━━ Exercise materials ━━
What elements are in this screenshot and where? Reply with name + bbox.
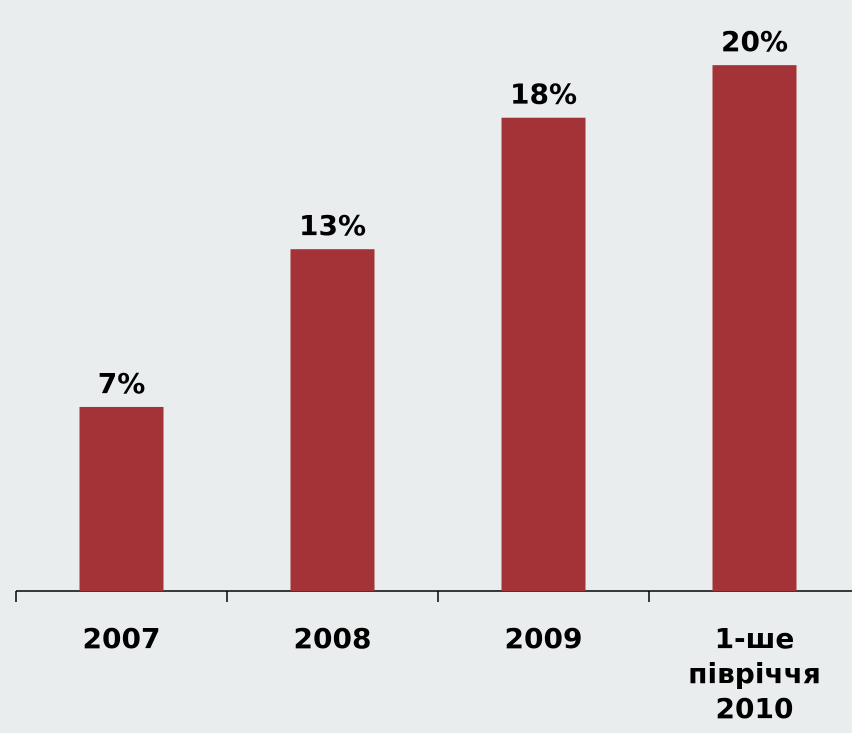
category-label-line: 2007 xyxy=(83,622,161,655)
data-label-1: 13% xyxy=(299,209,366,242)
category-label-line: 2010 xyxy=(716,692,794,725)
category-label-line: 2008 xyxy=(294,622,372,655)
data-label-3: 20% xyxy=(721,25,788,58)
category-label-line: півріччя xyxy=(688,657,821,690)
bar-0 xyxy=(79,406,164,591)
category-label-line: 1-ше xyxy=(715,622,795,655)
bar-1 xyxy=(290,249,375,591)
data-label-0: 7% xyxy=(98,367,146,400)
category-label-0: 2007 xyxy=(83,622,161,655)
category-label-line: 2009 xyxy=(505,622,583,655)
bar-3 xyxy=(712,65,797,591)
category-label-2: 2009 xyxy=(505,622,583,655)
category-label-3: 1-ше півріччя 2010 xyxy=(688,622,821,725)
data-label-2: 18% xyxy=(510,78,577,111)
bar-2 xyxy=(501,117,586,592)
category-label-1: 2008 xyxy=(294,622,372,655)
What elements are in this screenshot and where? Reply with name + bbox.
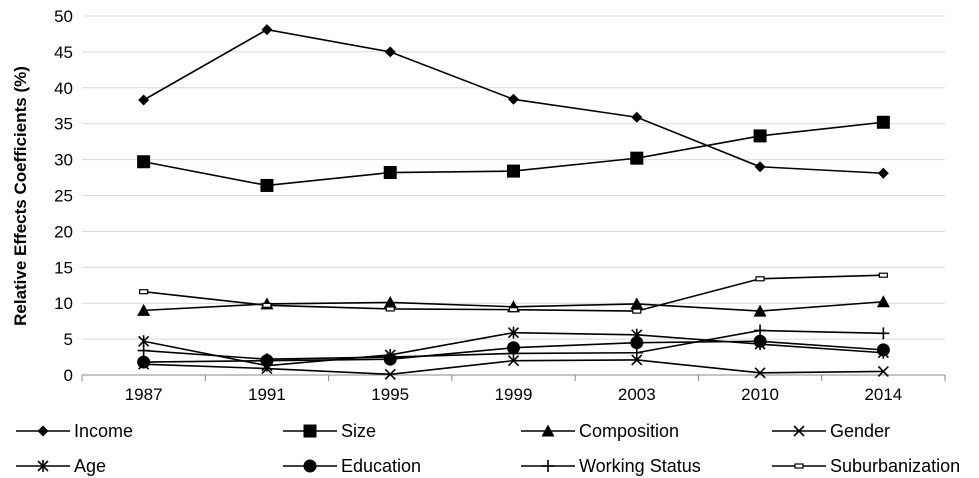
━━━
━━ Exercise materials ━━
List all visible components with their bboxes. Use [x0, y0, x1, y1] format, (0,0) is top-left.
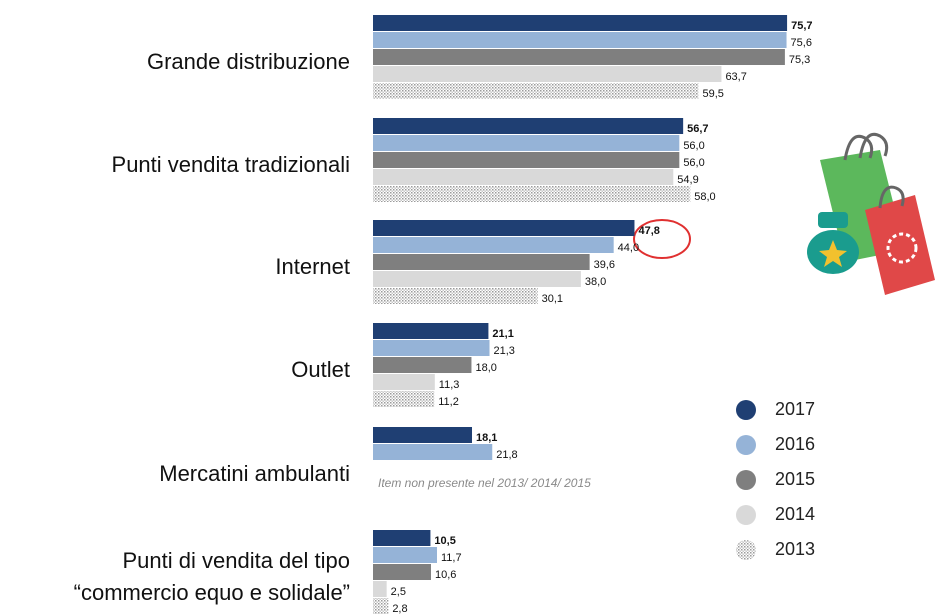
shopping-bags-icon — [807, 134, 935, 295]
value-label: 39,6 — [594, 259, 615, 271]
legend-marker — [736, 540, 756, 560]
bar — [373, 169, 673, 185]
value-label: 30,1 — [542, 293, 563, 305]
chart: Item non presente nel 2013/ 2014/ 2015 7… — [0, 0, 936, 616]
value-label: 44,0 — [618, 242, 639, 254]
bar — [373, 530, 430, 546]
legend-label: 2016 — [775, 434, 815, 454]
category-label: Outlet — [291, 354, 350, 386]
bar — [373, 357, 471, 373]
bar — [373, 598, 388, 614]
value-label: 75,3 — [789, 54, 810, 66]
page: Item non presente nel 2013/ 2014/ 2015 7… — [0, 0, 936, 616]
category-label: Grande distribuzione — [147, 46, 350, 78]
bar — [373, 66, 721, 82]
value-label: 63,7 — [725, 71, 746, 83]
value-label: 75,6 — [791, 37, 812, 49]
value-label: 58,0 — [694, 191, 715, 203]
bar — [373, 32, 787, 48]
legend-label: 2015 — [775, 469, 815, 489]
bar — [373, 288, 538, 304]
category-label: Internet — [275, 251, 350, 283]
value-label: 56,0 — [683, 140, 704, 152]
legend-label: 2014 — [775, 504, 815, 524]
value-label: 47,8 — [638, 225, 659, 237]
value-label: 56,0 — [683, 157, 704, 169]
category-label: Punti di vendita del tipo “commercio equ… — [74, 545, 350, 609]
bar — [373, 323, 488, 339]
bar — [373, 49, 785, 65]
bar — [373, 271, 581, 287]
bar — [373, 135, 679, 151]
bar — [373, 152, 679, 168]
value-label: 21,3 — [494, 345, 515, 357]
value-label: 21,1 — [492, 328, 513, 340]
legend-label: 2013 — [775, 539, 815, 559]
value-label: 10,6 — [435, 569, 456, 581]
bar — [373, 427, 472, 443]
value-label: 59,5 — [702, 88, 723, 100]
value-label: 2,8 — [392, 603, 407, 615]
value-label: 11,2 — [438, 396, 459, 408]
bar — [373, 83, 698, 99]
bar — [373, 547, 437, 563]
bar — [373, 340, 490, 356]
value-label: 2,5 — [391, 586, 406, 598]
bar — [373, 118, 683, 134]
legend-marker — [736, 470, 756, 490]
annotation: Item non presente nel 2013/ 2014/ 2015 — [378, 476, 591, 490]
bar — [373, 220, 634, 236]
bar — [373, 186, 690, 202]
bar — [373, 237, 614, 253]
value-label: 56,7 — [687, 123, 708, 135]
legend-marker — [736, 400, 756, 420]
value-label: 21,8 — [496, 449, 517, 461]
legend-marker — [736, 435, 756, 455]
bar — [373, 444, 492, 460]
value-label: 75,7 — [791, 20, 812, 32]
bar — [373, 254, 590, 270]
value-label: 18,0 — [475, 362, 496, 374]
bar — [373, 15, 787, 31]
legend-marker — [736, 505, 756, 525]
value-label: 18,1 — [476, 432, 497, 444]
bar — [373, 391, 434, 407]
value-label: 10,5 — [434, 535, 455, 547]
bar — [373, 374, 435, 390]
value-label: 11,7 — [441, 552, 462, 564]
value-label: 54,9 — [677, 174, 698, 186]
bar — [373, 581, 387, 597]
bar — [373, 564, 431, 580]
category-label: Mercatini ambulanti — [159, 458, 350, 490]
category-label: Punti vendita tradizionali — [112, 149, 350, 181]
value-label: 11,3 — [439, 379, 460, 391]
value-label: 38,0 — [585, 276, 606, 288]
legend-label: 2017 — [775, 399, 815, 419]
━━━
Aim: Put the part of the entries that opens with the line containing "List all visible" and closes with the line containing "value-label: 30,1 — [542, 293, 563, 305]" into a two-column CSV with the columns instruction and output. Give one row for each instruction and its output, quote every field, turn line breaks into spaces, and leave the pictures out.

Solution to the exercise:
instruction,output
"List all visible components with their bboxes. Use [x0, y0, x1, y1] format, (0,0) is top-left.","shopping-bags-icon — [807, 134, 935, 295] value-label: 39,6 — [594, 259, 615, 271] legend-marker — [736, 540, 756, 560] bar — [373, 169, 673, 185] value-label: 30,1 — [542, 293, 563, 305]"